Source data:

════════════════

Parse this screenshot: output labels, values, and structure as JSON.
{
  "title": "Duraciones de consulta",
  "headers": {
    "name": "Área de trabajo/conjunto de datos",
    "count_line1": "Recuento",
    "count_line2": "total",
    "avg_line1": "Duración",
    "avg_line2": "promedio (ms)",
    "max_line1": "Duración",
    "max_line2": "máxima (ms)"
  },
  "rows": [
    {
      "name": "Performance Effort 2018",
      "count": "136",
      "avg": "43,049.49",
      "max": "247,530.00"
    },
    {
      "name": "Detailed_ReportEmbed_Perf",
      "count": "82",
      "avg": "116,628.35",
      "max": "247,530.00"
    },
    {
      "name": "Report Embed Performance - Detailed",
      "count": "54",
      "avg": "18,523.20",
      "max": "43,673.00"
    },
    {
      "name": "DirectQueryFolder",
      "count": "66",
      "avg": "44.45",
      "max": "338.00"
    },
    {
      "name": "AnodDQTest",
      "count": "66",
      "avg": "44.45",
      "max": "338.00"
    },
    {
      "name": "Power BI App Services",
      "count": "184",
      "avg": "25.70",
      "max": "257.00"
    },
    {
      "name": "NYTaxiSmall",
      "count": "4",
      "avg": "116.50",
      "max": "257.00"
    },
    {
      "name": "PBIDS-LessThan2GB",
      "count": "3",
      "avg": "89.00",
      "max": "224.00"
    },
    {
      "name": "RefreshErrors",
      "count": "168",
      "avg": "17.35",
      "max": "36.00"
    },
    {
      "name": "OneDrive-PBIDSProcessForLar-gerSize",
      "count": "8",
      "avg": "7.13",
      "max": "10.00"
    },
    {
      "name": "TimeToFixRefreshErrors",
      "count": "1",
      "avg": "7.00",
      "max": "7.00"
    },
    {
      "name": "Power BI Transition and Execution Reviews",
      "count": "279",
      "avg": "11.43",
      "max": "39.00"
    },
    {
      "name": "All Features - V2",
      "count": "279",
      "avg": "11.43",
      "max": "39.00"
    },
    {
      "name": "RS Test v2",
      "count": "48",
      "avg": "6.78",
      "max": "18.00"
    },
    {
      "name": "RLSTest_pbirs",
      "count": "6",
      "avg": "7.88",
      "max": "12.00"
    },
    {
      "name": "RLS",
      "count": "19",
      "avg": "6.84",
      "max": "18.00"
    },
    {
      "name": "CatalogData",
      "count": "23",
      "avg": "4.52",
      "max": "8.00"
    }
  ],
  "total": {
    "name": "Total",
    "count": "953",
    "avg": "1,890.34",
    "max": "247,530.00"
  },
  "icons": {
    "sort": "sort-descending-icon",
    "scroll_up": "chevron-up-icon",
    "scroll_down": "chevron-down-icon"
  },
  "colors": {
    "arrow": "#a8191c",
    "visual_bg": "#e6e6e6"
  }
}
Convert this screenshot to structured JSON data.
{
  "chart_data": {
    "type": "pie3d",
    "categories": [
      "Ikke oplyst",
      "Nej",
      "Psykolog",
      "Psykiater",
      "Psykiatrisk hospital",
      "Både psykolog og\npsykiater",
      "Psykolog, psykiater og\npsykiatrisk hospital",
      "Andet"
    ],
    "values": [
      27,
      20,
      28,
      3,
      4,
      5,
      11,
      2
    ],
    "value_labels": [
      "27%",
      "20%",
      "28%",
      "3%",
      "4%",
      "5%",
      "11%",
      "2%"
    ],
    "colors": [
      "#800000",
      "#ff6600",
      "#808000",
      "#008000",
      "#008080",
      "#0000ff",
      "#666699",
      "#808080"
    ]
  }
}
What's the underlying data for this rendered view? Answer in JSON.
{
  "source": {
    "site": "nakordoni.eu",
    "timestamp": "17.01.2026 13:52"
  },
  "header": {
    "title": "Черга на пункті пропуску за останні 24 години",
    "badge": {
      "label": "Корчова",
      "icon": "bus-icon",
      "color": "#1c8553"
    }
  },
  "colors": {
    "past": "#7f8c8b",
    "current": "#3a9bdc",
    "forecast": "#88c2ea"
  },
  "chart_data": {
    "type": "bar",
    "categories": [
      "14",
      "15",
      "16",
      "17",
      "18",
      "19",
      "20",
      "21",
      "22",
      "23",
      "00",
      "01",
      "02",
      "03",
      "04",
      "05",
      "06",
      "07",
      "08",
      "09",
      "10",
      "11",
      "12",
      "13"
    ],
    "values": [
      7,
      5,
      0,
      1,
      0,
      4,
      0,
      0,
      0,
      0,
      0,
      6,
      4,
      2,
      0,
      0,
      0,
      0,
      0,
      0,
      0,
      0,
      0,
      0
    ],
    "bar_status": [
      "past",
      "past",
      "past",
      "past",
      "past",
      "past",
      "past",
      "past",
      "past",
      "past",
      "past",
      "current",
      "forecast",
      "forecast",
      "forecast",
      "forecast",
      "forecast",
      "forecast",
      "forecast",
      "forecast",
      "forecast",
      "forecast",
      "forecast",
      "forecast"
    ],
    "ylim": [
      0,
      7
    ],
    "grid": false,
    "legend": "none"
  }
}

════════════════

__Exercise goal__
Transcribe each record exactly. Leave nothing out.

__Written solution__
Parse this screenshot: output labels, values, and structure as JSON.
{
  "title": "Duraciones de consulta",
  "headers": {
    "name": "Área de trabajo/conjunto de datos",
    "count_line1": "Recuento",
    "count_line2": "total",
    "avg_line1": "Duración",
    "avg_line2": "promedio (ms)",
    "max_line1": "Duración",
    "max_line2": "máxima (ms)"
  },
  "rows": [
    {
      "name": "Performance Effort 2018",
      "count": "136",
      "avg": "43,049.49",
      "max": "247,530.00"
    },
    {
      "name": "Detailed_ReportEmbed_Perf",
      "count": "82",
      "avg": "116,628.35",
      "max": "247,530.00"
    },
    {
      "name": "Report Embed Performance - Detailed",
      "count": "54",
      "avg": "18,523.20",
      "max": "43,673.00"
    },
    {
      "name": "DirectQueryFolder",
      "count": "66",
      "avg": "44.45",
      "max": "338.00"
    },
    {
      "name": "AnodDQTest",
      "count": "66",
      "avg": "44.45",
      "max": "338.00"
    },
    {
      "name": "Power BI App Services",
      "count": "184",
      "avg": "25.70",
      "max": "257.00"
    },
    {
      "name": "NYTaxiSmall",
      "count": "4",
      "avg": "116.50",
      "max": "257.00"
    },
    {
      "name": "PBIDS-LessThan2GB",
      "count": "3",
      "avg": "89.00",
      "max": "224.00"
    },
    {
      "name": "RefreshErrors",
      "count": "168",
      "avg": "17.35",
      "max": "36.00"
    },
    {
      "name": "OneDrive-PBIDSProcessForLar-gerSize",
      "count": "8",
      "avg": "7.13",
      "max": "10.00"
    },
    {
      "name": "TimeToFixRefreshErrors",
      "count": "1",
      "avg": "7.00",
      "max": "7.00"
    },
    {
      "name": "Power BI Transition and Execution Reviews",
      "count": "279",
      "avg": "11.43",
      "max": "39.00"
    },
    {
      "name": "All Features - V2",
      "count": "279",
      "avg": "11.43",
      "max": "39.00"
    },
    {
      "name": "RS Test v2",
      "count": "48",
      "avg": "6.78",
      "max": "18.00"
    },
    {
      "name": "RLSTest_pbirs",
      "count": "6",
      "avg": "7.88",
      "max": "12.00"
    },
    {
      "name": "RLS",
      "count": "19",
      "avg": "6.84",
      "max": "18.00"
    },
    {
      "name": "CatalogData",
      "count": "23",
      "avg": "4.52",
      "max": "8.00"
    }
  ],
  "total": {
    "name": "Total",
    "count": "953",
    "avg": "1,890.34",
    "max": "247,530.00"
  },
  "icons": {
    "sort": "sort-descending-icon",
    "scroll_up": "chevron-up-icon",
    "scroll_down": "chevron-down-icon"
  },
  "colors": {
    "arrow": "#a8191c",
    "visual_bg": "#e6e6e6"
  }
}
Convert this screenshot to structured JSON data.
{
  "chart_data": {
    "type": "pie3d",
    "categories": [
      "Ikke oplyst",
      "Nej",
      "Psykolog",
      "Psykiater",
      "Psykiatrisk hospital",
      "Både psykolog og\npsykiater",
      "Psykolog, psykiater og\npsykiatrisk hospital",
      "Andet"
    ],
    "values": [
      27,
      20,
      28,
      3,
      4,
      5,
      11,
      2
    ],
    "value_labels": [
      "27%",
      "20%",
      "28%",
      "3%",
      "4%",
      "5%",
      "11%",
      "2%"
    ],
    "colors": [
      "#800000",
      "#ff6600",
      "#808000",
      "#008000",
      "#008080",
      "#0000ff",
      "#666699",
      "#808080"
    ]
  }
}
What's the underlying data for this rendered view? Answer in JSON.
{
  "source": {
    "site": "nakordoni.eu",
    "timestamp": "17.01.2026 13:52"
  },
  "header": {
    "title": "Черга на пункті пропуску за останні 24 години",
    "badge": {
      "label": "Корчова",
      "icon": "bus-icon",
      "color": "#1c8553"
    }
  },
  "colors": {
    "past": "#7f8c8b",
    "current": "#3a9bdc",
    "forecast": "#88c2ea"
  },
  "chart_data": {
    "type": "bar",
    "categories": [
      "14",
      "15",
      "16",
      "17",
      "18",
      "19",
      "20",
      "21",
      "22",
      "23",
      "00",
      "01",
      "02",
      "03",
      "04",
      "05",
      "06",
      "07",
      "08",
      "09",
      "10",
      "11",
      "12",
      "13"
    ],
    "values": [
      7,
      5,
      0,
      1,
      0,
      4,
      0,
      0,
      0,
      0,
      0,
      6,
      4,
      2,
      0,
      0,
      0,
      0,
      0,
      0,
      0,
      0,
      0,
      0
    ],
    "bar_status": [
      "past",
      "past",
      "past",
      "past",
      "past",
      "past",
      "past",
      "past",
      "past",
      "past",
      "past",
      "current",
      "forecast",
      "forecast",
      "forecast",
      "forecast",
      "forecast",
      "forecast",
      "forecast",
      "forecast",
      "forecast",
      "forecast",
      "forecast",
      "forecast"
    ],
    "ylim": [
      0,
      7
    ],
    "grid": false,
    "legend": "none"
  }
}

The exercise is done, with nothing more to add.